## Challenge
Below are records to be output exactly, every one of them.

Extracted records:
----
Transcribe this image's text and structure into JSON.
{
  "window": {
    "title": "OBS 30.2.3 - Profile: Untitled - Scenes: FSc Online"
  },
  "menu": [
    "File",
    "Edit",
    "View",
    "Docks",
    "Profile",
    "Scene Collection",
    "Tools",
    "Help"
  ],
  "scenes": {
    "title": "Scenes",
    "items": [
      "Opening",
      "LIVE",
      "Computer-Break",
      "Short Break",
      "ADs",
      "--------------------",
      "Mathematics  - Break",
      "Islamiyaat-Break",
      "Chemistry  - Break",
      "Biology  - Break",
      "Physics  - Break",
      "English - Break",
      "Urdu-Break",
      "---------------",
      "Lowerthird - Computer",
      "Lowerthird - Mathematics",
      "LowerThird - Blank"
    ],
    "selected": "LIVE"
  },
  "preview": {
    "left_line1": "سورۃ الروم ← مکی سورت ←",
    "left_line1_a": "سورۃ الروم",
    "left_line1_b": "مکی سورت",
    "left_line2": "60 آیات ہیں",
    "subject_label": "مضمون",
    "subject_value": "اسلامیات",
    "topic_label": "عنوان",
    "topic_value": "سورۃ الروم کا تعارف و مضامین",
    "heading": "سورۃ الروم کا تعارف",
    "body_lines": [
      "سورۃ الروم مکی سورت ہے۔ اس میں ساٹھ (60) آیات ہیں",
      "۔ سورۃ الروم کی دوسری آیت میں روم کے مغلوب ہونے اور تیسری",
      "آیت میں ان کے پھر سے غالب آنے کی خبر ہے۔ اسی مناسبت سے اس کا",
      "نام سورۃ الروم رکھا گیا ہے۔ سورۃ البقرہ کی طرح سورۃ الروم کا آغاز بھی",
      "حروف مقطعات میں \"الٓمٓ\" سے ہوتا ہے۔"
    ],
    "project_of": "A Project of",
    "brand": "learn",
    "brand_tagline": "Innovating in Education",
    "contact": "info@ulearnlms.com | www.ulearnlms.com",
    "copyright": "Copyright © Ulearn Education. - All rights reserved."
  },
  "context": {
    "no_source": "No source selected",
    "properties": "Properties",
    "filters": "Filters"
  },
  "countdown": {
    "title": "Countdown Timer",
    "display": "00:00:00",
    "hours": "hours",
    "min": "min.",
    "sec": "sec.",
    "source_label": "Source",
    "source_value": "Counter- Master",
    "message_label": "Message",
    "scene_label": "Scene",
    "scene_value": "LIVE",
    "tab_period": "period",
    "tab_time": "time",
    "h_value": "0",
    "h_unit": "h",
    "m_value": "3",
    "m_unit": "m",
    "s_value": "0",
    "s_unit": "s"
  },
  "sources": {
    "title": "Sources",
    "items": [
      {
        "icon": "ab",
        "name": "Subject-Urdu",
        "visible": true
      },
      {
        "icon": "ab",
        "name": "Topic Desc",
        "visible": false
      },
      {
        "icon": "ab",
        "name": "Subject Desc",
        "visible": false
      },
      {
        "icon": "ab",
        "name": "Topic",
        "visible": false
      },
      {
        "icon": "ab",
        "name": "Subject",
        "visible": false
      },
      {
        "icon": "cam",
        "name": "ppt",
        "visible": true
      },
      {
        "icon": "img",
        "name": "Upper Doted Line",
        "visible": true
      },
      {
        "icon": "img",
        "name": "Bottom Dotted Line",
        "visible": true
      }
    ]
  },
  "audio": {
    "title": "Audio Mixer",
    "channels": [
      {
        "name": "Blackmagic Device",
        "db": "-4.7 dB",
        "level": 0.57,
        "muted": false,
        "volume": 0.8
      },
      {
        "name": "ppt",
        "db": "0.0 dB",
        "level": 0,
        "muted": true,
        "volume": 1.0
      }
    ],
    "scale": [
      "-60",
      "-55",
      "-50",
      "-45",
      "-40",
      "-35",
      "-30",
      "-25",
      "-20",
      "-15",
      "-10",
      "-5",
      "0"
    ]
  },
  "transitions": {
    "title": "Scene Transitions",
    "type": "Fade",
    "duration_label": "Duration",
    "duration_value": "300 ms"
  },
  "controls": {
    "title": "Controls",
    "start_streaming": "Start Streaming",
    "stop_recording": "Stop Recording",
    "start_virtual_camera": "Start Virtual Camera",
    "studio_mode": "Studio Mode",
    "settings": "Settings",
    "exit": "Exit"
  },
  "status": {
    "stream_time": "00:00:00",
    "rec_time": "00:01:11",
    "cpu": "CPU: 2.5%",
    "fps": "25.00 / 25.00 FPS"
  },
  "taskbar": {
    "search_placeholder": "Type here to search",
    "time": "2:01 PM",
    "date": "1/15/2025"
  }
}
----
## Result of the task
Transcribe this image's text and structure into JSON.
{
  "window": {
    "title": "OBS 30.2.3 - Profile: Untitled - Scenes: FSc Online"
  },
  "menu": [
    "File",
    "Edit",
    "View",
    "Docks",
    "Profile",
    "Scene Collection",
    "Tools",
    "Help"
  ],
  "scenes": {
    "title": "Scenes",
    "items": [
      "Opening",
      "LIVE",
      "Computer-Break",
      "Short Break",
      "ADs",
      "--------------------",
      "Mathematics  - Break",
      "Islamiyaat-Break",
      "Chemistry  - Break",
      "Biology  - Break",
      "Physics  - Break",
      "English - Break",
      "Urdu-Break",
      "---------------",
      "Lowerthird - Computer",
      "Lowerthird - Mathematics",
      "LowerThird - Blank"
    ],
    "selected": "LIVE"
  },
  "preview": {
    "left_line1": "سورۃ الروم ← مکی سورت ←",
    "left_line1_a": "سورۃ الروم",
    "left_line1_b": "مکی سورت",
    "left_line2": "60 آیات ہیں",
    "subject_label": "مضمون",
    "subject_value": "اسلامیات",
    "topic_label": "عنوان",
    "topic_value": "سورۃ الروم کا تعارف و مضامین",
    "heading": "سورۃ الروم کا تعارف",
    "body_lines": [
      "سورۃ الروم مکی سورت ہے۔ اس میں ساٹھ (60) آیات ہیں",
      "۔ سورۃ الروم کی دوسری آیت میں روم کے مغلوب ہونے اور تیسری",
      "آیت میں ان کے پھر سے غالب آنے کی خبر ہے۔ اسی مناسبت سے اس کا",
      "نام سورۃ الروم رکھا گیا ہے۔ سورۃ البقرہ کی طرح سورۃ الروم کا آغاز بھی",
      "حروف مقطعات میں \"الٓمٓ\" سے ہوتا ہے۔"
    ],
    "project_of": "A Project of",
    "brand": "learn",
    "brand_tagline": "Innovating in Education",
    "contact": "info@ulearnlms.com | www.ulearnlms.com",
    "copyright": "Copyright © Ulearn Education. - All rights reserved."
  },
  "context": {
    "no_source": "No source selected",
    "properties": "Properties",
    "filters": "Filters"
  },
  "countdown": {
    "title": "Countdown Timer",
    "display": "00:00:00",
    "hours": "hours",
    "min": "min.",
    "sec": "sec.",
    "source_label": "Source",
    "source_value": "Counter- Master",
    "message_label": "Message",
    "scene_label": "Scene",
    "scene_value": "LIVE",
    "tab_period": "period",
    "tab_time": "time",
    "h_value": "0",
    "h_unit": "h",
    "m_value": "3",
    "m_unit": "m",
    "s_value": "0",
    "s_unit": "s"
  },
  "sources": {
    "title": "Sources",
    "items": [
      {
        "icon": "ab",
        "name": "Subject-Urdu",
        "visible": true
      },
      {
        "icon": "ab",
        "name": "Topic Desc",
        "visible": false
      },
      {
        "icon": "ab",
        "name": "Subject Desc",
        "visible": false
      },
      {
        "icon": "ab",
        "name": "Topic",
        "visible": false
      },
      {
        "icon": "ab",
        "name": "Subject",
        "visible": false
      },
      {
        "icon": "cam",
        "name": "ppt",
        "visible": true
      },
      {
        "icon": "img",
        "name": "Upper Doted Line",
        "visible": true
      },
      {
        "icon": "img",
        "name": "Bottom Dotted Line",
        "visible": true
      }
    ]
  },
  "audio": {
    "title": "Audio Mixer",
    "channels": [
      {
        "name": "Blackmagic Device",
        "db": "-4.7 dB",
        "level": 0.57,
        "muted": false,
        "volume": 0.8
      },
      {
        "name": "ppt",
        "db": "0.0 dB",
        "level": 0,
        "muted": true,
        "volume": 1.0
      }
    ],
    "scale": [
      "-60",
      "-55",
      "-50",
      "-45",
      "-40",
      "-35",
      "-30",
      "-25",
      "-20",
      "-15",
      "-10",
      "-5",
      "0"
    ]
  },
  "transitions": {
    "title": "Scene Transitions",
    "type": "Fade",
    "duration_label": "Duration",
    "duration_value": "300 ms"
  },
  "controls": {
    "title": "Controls",
    "start_streaming": "Start Streaming",
    "stop_recording": "Stop Recording",
    "start_virtual_camera": "Start Virtual Camera",
    "studio_mode": "Studio Mode",
    "settings": "Settings",
    "exit": "Exit"
  },
  "status": {
    "stream_time": "00:00:00",
    "rec_time": "00:01:11",
    "cpu": "CPU: 2.5%",
    "fps": "25.00 / 25.00 FPS"
  },
  "taskbar": {
    "search_placeholder": "Type here to search",
    "time": "2:01 PM",
    "date": "1/15/2025"
  }
}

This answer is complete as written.